Excerpted text
NetSec Lecture Notes - Lesson 2 - DDoS Attacks
DDoS Attacks
- Distributed Denial of Service
DOS Taxonomy Quiz One
- A portion of a list of targets is supplied to a compromised computer
- Hitlist scanning
- All compromised computers share a common psuedo-random permutation of the IP address space
- Permutation scanning
- Uses the communication patterns of the compromised computer to find a new target
- Signpost scanning
- Each compromised computer probes random addresses
- Random scanning
DOS Taxonomy Quiz Two
- Generate 32-bit numbers and stamp packets with them
- Random spoofing
- Generate random addresses within a given space
- Subnet spoofing
- The spoofed address is the address of the target
- Fixed spoofing
DOS Taxonomy Quiz Three
- The motivation of this attack is a crucial service of a global internet operation, for example core router
- Infrastructure
- The attack is targeted to a specific application on a server
- Server application
- The attack is used to overlaod or crash the communication mechanism of a network
- Network Access
Network DoS
- Goal is to take out a large site with little as little computing power as possible
- How is this accomplished?
- Amplification
- Small number of packets to accomplish a big effect
- Two types
- DoS bug – design flaw allowing one machine to disrupt a service
- DoS flood – command botnet to generate a flood of requests
- DoS can happen at any layer
- Example at Link layer
- just send a lot of traffic to saturate link
- Example at TCP/UDP transport layer
- Server needs to use memory to hold state about TCP connections. Run the server OOM with too many such connections
- Example at application layer
- attacker can request the application to fetch large amounts of data, exhausting the server’s resources
- Example at Link layer
- Sad truth: current internet is not designed to handle DDoS attacks
Amplification Quiz
- NTP server used to sync time and date. Data volume of request is much smaller than the response.
- In general, any situation where small requests generate large resposnes is vulnerable to amplification attacks
- A notable case study is open DNS resolvers
- Additionally, UDP is vulnerable to source IP spoofing, meaning that the large response can be aimed at any victim address desired
- It is difficult to ensure computers communicate only with legitimate NTP servers, making filtering difficult
Amplification Example
- Scale of amplification attacks determined by two factors.

The input
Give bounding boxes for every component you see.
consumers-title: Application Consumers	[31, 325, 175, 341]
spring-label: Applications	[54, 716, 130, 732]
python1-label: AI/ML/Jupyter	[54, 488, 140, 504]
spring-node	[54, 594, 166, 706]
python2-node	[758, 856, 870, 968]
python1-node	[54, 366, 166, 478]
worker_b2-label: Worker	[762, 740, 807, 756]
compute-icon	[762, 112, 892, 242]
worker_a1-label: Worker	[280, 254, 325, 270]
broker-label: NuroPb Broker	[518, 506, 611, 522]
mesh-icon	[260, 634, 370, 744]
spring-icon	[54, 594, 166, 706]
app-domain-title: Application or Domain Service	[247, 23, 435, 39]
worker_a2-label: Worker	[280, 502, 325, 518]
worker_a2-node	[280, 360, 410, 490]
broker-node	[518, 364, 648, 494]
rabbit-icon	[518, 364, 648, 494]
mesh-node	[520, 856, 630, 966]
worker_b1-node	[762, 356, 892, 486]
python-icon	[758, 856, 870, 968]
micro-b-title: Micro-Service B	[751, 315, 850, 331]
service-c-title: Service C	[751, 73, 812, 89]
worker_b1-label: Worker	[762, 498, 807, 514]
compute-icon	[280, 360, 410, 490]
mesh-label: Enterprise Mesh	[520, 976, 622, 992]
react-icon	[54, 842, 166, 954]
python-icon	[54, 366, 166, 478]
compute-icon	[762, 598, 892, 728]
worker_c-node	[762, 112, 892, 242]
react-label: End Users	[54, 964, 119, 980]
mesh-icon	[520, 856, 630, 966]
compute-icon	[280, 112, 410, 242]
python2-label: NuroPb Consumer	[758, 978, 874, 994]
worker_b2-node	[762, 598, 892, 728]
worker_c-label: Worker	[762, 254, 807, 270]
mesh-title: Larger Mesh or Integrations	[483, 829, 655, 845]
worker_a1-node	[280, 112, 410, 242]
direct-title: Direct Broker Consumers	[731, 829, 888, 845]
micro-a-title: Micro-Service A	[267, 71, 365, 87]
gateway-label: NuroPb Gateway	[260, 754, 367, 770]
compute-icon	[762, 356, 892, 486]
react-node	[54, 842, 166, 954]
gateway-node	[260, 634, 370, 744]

Goal 1
Write out everything in the DDoS lecture notes from "- In general, any" down to "by two factors.", word for word.
Goal 2
Render everything from the first line of the listing down to the line containing "73, 812, 89]", both included, as a JSON list of strings with one string per line and blank lines omitted.
The DDoS lecture notes and the listing come from unrelated sources.

Result 1
- In general, any situation where small requests generate large resposnes is vulnerable to amplification attacks
- A notable case study is open DNS resolvers
- Additionally, UDP is vulnerable to source IP spoofing, meaning that the large response can be aimed at any victim address desired
- It is difficult to ensure computers communicate only with legitimate NTP servers, making filtering difficult
Amplification Example
- Scale of amplification attacks determined by two factors.

Result 2
[
  "Give bounding boxes for every component you see.",
  "consumers-title: Application Consumers\t[31, 325, 175, 341]",
  "spring-label: Applications\t[54, 716, 130, 732]",
  "python1-label: AI/ML/Jupyter\t[54, 488, 140, 504]",
  "spring-node\t[54, 594, 166, 706]",
  "python2-node\t[758, 856, 870, 968]",
  "python1-node\t[54, 366, 166, 478]",
  "worker_b2-label: Worker\t[762, 740, 807, 756]",
  "compute-icon\t[762, 112, 892, 242]",
  "worker_a1-label: Worker\t[280, 254, 325, 270]",
  "broker-label: NuroPb Broker\t[518, 506, 611, 522]",
  "mesh-icon\t[260, 634, 370, 744]",
  "spring-icon\t[54, 594, 166, 706]",
  "app-domain-title: Application or Domain Service\t[247, 23, 435, 39]",
  "worker_a2-label: Worker\t[280, 502, 325, 518]",
  "worker_a2-node\t[280, 360, 410, 490]",
  "broker-node\t[518, 364, 648, 494]",
  "rabbit-icon\t[518, 364, 648, 494]",
  "mesh-node\t[520, 856, 630, 966]",
  "worker_b1-node\t[762, 356, 892, 486]",
  "python-icon\t[758, 856, 870, 968]",
  "micro-b-title: Micro-Service B\t[751, 315, 850, 331]",
  "service-c-title: Service C\t[751, 73, 812, 89]"
]